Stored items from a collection
⁂
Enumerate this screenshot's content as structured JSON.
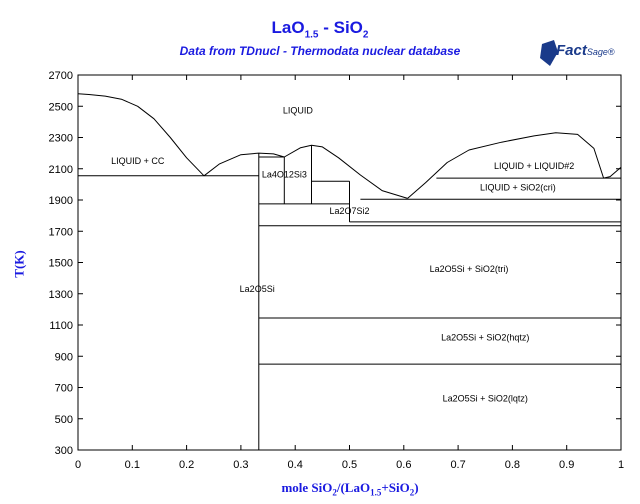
{
  "title": {
    "main": "LaO",
    "main_sub": "1.5",
    "main_rest": " - SiO",
    "main_sub2": "2",
    "subtitle": "Data from TDnucl - Thermodata nuclear database"
  },
  "logo": {
    "main": "Fact",
    "rest": "Sage",
    "mark": "®"
  },
  "chart_data": {
    "type": "line",
    "title": "LaO1.5 - SiO2",
    "subtitle": "Data from TDnucl - Thermodata nuclear database",
    "xlabel": "mole SiO2/(LaO1.5+SiO2)",
    "ylabel": "T(K)",
    "xlim": [
      0,
      1
    ],
    "ylim": [
      300,
      2700
    ],
    "xticks": [
      0,
      0.1,
      0.2,
      0.3,
      0.4,
      0.5,
      0.6,
      0.7,
      0.8,
      0.9,
      1
    ],
    "xtick_labels": [
      "0",
      "0.1",
      "0.2",
      "0.3",
      "0.4",
      "0.5",
      "0.6",
      "0.7",
      "0.8",
      "0.9",
      "1"
    ],
    "yticks": [
      300,
      500,
      700,
      900,
      1100,
      1300,
      1500,
      1700,
      1900,
      2100,
      2300,
      2500,
      2700
    ],
    "ytick_labels": [
      "300",
      "500",
      "700",
      "900",
      "1100",
      "1300",
      "1500",
      "1700",
      "1900",
      "2100",
      "2300",
      "2500",
      "2700"
    ],
    "grid": false,
    "series": [
      {
        "x": [
          0,
          0.02,
          0.05,
          0.08,
          0.11,
          0.14,
          0.17,
          0.2,
          0.232
        ],
        "y": [
          2580,
          2575,
          2565,
          2545,
          2500,
          2420,
          2300,
          2170,
          2055
        ]
      },
      {
        "x": [
          0.232,
          0.26,
          0.3,
          0.333,
          0.36,
          0.38
        ],
        "y": [
          2055,
          2130,
          2190,
          2200,
          2195,
          2175
        ]
      },
      {
        "x": [
          0.38,
          0.41,
          0.43,
          0.45,
          0.48,
          0.52,
          0.56,
          0.607
        ],
        "y": [
          2175,
          2235,
          2250,
          2240,
          2170,
          2060,
          1960,
          1910
        ]
      },
      {
        "x": [
          0.607,
          0.64,
          0.68,
          0.72,
          0.78,
          0.84,
          0.88,
          0.92,
          0.95,
          0.968
        ],
        "y": [
          1910,
          2010,
          2140,
          2220,
          2270,
          2310,
          2330,
          2320,
          2230,
          2040
        ]
      },
      {
        "x": [
          0.968,
          0.98,
          1
        ],
        "y": [
          2040,
          2050,
          2110
        ]
      },
      {
        "x": [
          0,
          0.333
        ],
        "y": [
          2055,
          2055
        ]
      },
      {
        "x": [
          0.333,
          0.333
        ],
        "y": [
          300,
          2200
        ]
      },
      {
        "x": [
          0.333,
          0.38
        ],
        "y": [
          2175,
          2175
        ]
      },
      {
        "x": [
          0.38,
          0.38
        ],
        "y": [
          1875,
          2175
        ]
      },
      {
        "x": [
          0.333,
          0.5
        ],
        "y": [
          1875,
          1875
        ]
      },
      {
        "x": [
          0.43,
          0.43
        ],
        "y": [
          1875,
          2250
        ]
      },
      {
        "x": [
          0.43,
          0.5
        ],
        "y": [
          2020,
          2020
        ]
      },
      {
        "x": [
          0.5,
          0.5
        ],
        "y": [
          1760,
          2020
        ]
      },
      {
        "x": [
          0.5,
          1
        ],
        "y": [
          1760,
          1760
        ]
      },
      {
        "x": [
          0.333,
          1
        ],
        "y": [
          1735,
          1735
        ]
      },
      {
        "x": [
          0.52,
          1
        ],
        "y": [
          1905,
          1905
        ]
      },
      {
        "x": [
          0.66,
          1
        ],
        "y": [
          2040,
          2040
        ]
      },
      {
        "x": [
          0.333,
          1
        ],
        "y": [
          1145,
          1145
        ]
      },
      {
        "x": [
          0.333,
          1
        ],
        "y": [
          850,
          850
        ]
      }
    ],
    "annotations": [
      {
        "text": "LIQUID",
        "x": 0.405,
        "y": 2455
      },
      {
        "text": "LIQUID + CC",
        "x": 0.11,
        "y": 2130
      },
      {
        "text": "La4O12Si3",
        "x": 0.38,
        "y": 2045
      },
      {
        "text": "LIQUID + LIQUID#2",
        "x": 0.84,
        "y": 2100
      },
      {
        "text": "LIQUID + SiO2(cri)",
        "x": 0.81,
        "y": 1960
      },
      {
        "text": "La2O7Si2",
        "x": 0.5,
        "y": 1810
      },
      {
        "text": "La2O5Si + SiO2(tri)",
        "x": 0.72,
        "y": 1440
      },
      {
        "text": "La2O5Si",
        "x": 0.33,
        "y": 1310
      },
      {
        "text": "La2O5Si + SiO2(hqtz)",
        "x": 0.75,
        "y": 1000
      },
      {
        "text": "La2O5Si + SiO2(lqtz)",
        "x": 0.75,
        "y": 610
      }
    ]
  }
}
⁂
_WHAT IS EXPECTED_.
Pick out each line that holds the string "nuclear".

_COMPLETED EXERCISE_.
    "subtitle": "Data from TDnucl - Thermodata nuclear database"
    "subtitle": "Data from TDnucl - Thermodata nuclear database",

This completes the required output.